» **WHAT IS BEING ASKED**:
Below are records. Copy every line with "Charcoal" in it.

» **INPUT RECORDS**:
-=-=-=-=-

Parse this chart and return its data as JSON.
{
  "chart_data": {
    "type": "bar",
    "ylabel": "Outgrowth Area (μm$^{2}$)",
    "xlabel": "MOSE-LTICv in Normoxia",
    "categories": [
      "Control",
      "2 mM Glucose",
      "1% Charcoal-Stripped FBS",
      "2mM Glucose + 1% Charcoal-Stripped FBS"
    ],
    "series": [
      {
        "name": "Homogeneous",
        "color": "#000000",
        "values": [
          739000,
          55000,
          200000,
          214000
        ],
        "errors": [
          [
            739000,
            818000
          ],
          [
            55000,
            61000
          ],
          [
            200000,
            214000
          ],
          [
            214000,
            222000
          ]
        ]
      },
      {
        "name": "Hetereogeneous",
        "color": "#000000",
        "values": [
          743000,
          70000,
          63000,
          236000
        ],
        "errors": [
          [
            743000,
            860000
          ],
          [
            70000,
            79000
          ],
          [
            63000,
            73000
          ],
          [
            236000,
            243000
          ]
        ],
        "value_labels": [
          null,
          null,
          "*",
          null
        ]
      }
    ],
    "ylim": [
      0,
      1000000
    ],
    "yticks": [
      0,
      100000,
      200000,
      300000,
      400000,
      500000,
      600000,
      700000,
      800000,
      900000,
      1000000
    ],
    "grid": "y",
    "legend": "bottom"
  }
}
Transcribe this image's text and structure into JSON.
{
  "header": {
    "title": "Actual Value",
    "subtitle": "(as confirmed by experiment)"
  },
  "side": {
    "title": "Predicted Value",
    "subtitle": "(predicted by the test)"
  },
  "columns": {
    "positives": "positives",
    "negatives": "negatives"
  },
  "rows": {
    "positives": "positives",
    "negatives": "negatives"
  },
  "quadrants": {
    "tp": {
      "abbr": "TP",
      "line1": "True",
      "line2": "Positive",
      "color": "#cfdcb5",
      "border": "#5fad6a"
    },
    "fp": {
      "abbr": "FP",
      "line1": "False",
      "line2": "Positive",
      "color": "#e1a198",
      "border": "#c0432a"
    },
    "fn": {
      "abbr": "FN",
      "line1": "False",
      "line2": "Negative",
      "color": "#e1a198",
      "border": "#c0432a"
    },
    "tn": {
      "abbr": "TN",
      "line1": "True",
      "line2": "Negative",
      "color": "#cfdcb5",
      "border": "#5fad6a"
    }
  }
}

-=-=-=-=-

» **COMPLETE RESPONSE**:
      "1% Charcoal-Stripped FBS",
      "2mM Glucose + 1% Charcoal-Stripped FBS"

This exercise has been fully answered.